In the listing that follows, count the lines holding the word "Index" and report only that number.

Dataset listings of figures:
╭──
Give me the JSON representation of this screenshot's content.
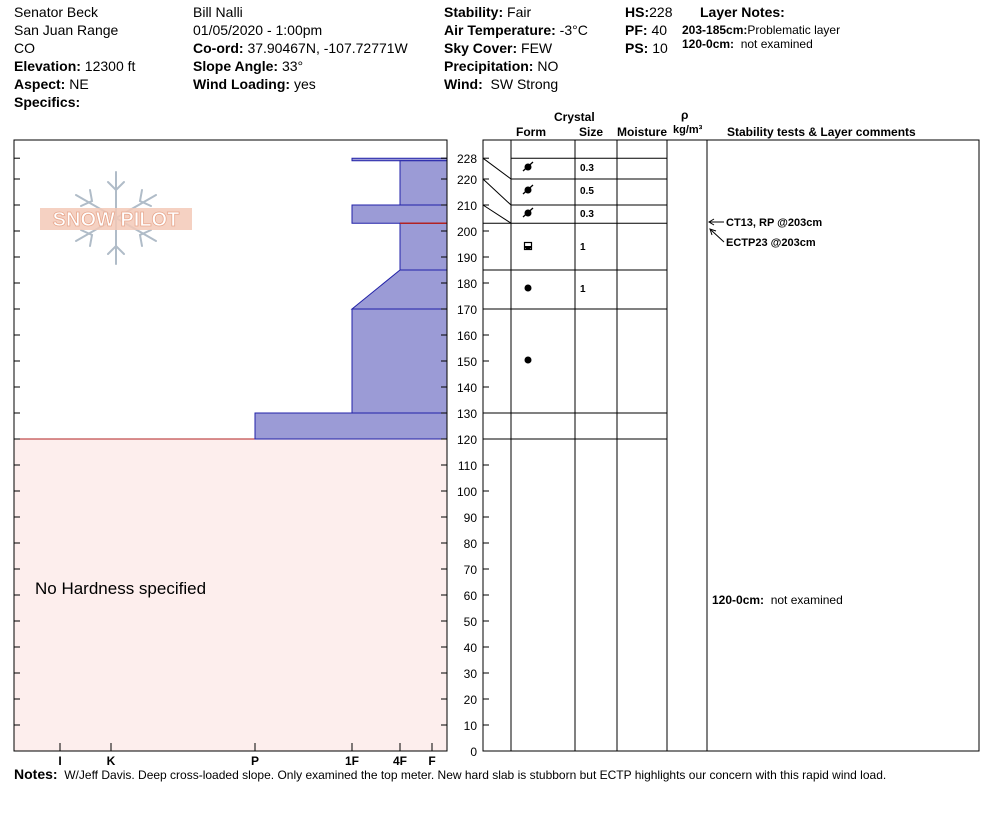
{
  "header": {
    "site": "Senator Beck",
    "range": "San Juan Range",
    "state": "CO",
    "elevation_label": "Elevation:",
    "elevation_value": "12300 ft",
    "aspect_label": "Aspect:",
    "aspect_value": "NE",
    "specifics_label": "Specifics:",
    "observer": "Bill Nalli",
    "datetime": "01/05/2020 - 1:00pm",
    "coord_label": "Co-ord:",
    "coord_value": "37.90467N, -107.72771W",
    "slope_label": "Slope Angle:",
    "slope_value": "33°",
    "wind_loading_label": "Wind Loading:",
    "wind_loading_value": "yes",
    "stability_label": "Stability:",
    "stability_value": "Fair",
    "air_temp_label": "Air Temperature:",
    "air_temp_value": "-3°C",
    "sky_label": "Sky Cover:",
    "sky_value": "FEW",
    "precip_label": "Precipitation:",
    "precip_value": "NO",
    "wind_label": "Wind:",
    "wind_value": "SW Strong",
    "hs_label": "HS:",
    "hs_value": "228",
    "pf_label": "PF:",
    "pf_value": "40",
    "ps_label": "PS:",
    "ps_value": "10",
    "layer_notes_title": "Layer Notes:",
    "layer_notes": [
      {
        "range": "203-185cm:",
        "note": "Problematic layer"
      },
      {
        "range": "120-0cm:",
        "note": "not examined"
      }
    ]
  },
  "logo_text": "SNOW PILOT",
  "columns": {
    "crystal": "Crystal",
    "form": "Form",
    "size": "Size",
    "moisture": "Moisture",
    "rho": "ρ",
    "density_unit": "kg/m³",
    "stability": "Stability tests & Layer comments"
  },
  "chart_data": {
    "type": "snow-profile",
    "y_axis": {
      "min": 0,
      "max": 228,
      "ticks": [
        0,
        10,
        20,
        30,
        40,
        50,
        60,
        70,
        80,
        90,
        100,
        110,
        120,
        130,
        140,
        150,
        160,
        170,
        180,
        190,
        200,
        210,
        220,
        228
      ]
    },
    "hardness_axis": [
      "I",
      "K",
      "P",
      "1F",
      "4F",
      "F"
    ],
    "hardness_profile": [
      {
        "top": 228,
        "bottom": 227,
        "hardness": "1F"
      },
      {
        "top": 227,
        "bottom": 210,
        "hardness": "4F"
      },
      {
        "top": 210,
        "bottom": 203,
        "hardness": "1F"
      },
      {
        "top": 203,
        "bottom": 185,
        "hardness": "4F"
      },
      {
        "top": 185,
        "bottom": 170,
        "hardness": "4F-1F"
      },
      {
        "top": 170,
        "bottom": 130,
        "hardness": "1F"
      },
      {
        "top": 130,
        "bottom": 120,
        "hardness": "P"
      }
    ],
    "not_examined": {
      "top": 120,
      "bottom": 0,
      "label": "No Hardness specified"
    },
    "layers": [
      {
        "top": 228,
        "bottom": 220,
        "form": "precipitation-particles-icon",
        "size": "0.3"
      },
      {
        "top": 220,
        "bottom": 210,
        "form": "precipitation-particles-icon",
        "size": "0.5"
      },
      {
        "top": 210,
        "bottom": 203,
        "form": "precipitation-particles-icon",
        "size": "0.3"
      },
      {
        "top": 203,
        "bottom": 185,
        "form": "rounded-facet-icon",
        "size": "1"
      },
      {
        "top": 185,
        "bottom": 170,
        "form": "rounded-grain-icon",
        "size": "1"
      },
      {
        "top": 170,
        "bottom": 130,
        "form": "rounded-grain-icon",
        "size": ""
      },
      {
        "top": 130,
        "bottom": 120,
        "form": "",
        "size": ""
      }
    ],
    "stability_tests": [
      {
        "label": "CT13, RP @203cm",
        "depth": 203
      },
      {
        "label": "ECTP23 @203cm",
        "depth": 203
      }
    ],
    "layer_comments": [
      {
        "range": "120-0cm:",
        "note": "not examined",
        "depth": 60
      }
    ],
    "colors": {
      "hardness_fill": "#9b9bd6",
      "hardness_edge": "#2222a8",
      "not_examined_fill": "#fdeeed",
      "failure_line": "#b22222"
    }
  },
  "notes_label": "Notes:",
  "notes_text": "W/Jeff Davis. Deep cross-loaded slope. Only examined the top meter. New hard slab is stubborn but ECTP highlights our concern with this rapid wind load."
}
╰──
╭──
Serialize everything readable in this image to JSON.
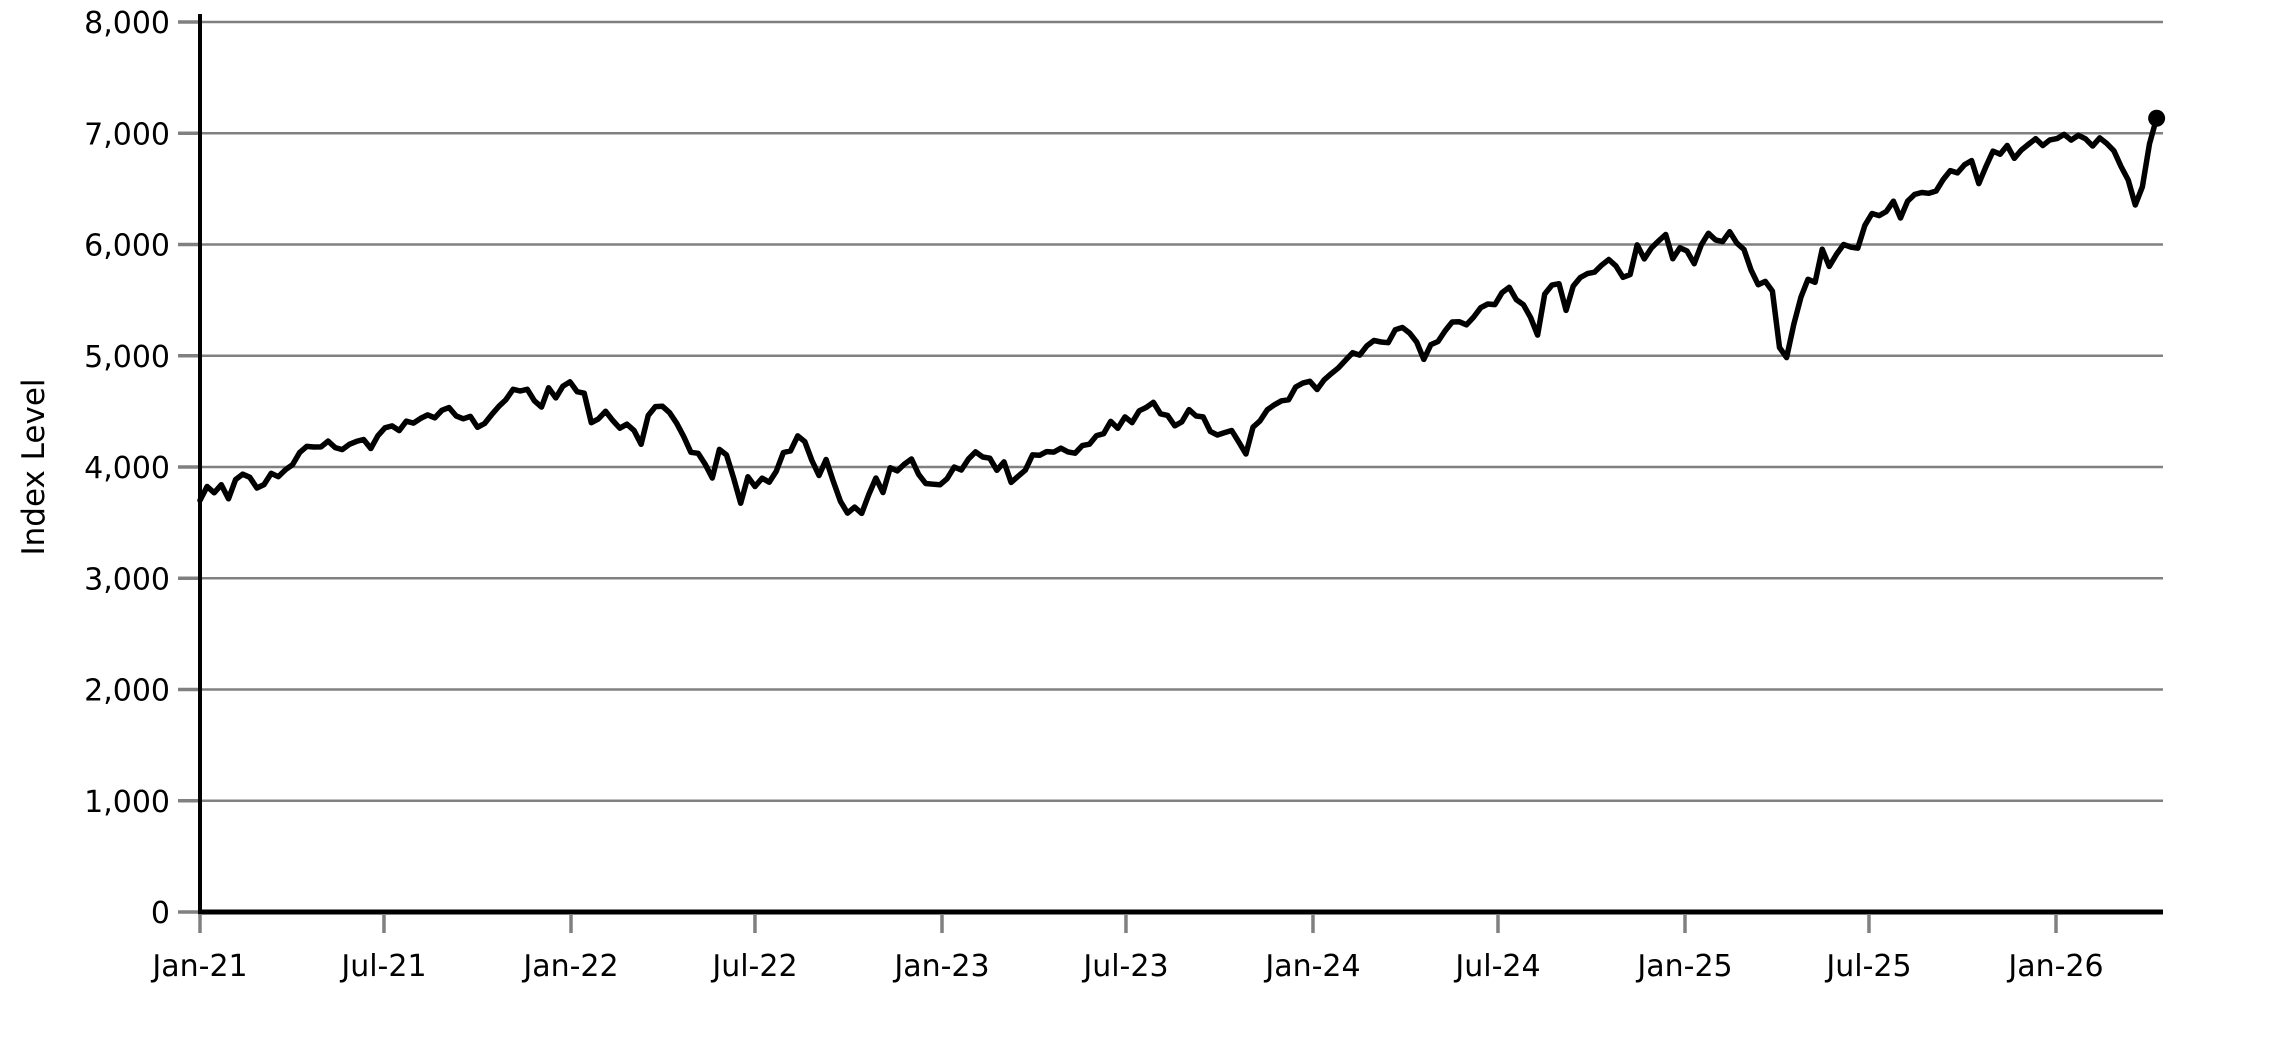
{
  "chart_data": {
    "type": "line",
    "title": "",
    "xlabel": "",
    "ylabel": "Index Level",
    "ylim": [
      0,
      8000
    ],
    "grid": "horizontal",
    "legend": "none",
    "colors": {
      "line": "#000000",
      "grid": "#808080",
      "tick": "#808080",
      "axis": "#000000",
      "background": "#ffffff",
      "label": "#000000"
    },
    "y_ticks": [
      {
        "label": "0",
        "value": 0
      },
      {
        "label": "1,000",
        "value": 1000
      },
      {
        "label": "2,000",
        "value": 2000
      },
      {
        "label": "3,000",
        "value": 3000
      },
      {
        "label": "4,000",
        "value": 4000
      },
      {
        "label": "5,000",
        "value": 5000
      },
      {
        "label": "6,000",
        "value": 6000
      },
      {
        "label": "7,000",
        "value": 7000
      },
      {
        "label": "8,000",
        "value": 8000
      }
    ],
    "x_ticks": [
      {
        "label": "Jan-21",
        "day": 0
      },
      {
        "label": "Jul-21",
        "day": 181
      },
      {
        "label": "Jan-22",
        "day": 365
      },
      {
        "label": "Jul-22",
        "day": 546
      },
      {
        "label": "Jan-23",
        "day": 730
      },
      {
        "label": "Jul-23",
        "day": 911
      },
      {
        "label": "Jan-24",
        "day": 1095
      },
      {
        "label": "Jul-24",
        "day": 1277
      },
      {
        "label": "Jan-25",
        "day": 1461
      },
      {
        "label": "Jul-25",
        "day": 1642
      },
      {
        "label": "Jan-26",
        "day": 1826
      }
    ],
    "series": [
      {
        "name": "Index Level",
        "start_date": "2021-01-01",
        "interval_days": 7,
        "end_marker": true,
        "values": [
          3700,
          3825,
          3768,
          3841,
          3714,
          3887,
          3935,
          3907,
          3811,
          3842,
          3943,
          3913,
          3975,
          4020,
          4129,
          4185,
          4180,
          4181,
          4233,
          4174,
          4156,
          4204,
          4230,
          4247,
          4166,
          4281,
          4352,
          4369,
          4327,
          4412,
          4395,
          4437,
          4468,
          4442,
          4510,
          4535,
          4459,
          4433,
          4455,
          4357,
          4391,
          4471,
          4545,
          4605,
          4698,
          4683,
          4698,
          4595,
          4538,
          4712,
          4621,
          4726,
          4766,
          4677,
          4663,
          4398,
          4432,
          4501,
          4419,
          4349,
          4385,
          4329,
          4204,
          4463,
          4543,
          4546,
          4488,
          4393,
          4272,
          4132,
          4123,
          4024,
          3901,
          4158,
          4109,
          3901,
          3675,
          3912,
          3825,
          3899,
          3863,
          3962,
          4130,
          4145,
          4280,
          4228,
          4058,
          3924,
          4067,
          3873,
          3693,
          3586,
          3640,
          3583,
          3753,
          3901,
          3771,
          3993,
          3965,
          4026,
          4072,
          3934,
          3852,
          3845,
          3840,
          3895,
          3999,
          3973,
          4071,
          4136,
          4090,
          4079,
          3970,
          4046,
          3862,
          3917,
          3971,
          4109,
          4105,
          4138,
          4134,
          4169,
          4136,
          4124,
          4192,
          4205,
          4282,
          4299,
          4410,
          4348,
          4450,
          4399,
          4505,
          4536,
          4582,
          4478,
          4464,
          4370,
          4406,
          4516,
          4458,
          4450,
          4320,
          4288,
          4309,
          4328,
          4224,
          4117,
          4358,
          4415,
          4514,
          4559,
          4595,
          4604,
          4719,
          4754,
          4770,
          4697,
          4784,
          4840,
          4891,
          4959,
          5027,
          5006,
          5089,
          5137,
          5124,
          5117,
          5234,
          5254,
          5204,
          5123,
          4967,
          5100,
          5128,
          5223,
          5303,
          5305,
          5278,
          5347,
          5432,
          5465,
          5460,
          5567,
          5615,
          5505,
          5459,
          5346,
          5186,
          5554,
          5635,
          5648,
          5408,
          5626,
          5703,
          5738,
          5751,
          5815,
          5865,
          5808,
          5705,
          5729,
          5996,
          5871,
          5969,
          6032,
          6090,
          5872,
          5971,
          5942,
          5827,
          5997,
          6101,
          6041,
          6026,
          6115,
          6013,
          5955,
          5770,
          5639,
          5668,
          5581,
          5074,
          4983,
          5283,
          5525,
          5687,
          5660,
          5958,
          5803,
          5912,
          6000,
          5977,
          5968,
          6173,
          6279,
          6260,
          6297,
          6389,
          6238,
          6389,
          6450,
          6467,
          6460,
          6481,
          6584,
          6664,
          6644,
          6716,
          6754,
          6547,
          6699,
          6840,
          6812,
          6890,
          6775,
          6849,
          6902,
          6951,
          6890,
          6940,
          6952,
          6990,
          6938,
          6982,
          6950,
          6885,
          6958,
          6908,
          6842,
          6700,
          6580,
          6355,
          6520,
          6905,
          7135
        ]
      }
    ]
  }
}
╰──
- [Exercise output]: 2